Copy each line of the listing below exactly.

**DATA LINES:**

****************************************

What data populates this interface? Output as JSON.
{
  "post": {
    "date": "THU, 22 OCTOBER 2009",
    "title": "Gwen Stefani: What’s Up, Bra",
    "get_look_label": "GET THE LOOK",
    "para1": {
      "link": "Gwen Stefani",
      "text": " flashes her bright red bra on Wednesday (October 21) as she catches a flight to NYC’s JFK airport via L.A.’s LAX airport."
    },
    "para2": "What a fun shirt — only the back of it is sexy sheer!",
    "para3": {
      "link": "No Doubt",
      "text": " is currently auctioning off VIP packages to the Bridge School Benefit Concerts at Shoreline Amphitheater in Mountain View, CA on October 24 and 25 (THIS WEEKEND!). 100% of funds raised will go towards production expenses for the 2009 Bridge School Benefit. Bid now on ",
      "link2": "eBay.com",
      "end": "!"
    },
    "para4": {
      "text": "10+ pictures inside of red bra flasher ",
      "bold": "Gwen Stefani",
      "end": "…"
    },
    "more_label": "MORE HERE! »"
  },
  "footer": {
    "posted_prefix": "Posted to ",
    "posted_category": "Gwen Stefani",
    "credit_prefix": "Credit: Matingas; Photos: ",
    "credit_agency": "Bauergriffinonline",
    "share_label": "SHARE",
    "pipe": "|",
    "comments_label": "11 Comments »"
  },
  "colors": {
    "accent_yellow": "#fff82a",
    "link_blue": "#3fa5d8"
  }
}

****************************************

**WRITTEN ANSWER:**
What data populates this interface? Output as JSON.
{
  "post": {
    "date": "THU, 22 OCTOBER 2009",
    "title": "Gwen Stefani: What’s Up, Bra",
    "get_look_label": "GET THE LOOK",
    "para1": {
      "link": "Gwen Stefani",
      "text": " flashes her bright red bra on Wednesday (October 21) as she catches a flight to NYC’s JFK airport via L.A.’s LAX airport."
    },
    "para2": "What a fun shirt — only the back of it is sexy sheer!",
    "para3": {
      "link": "No Doubt",
      "text": " is currently auctioning off VIP packages to the Bridge School Benefit Concerts at Shoreline Amphitheater in Mountain View, CA on October 24 and 25 (THIS WEEKEND!). 100% of funds raised will go towards production expenses for the 2009 Bridge School Benefit. Bid now on ",
      "link2": "eBay.com",
      "end": "!"
    },
    "para4": {
      "text": "10+ pictures inside of red bra flasher ",
      "bold": "Gwen Stefani",
      "end": "…"
    },
    "more_label": "MORE HERE! »"
  },
  "footer": {
    "posted_prefix": "Posted to ",
    "posted_category": "Gwen Stefani",
    "credit_prefix": "Credit: Matingas; Photos: ",
    "credit_agency": "Bauergriffinonline",
    "share_label": "SHARE",
    "pipe": "|",
    "comments_label": "11 Comments »"
  },
  "colors": {
    "accent_yellow": "#fff82a",
    "link_blue": "#3fa5d8"
  }
}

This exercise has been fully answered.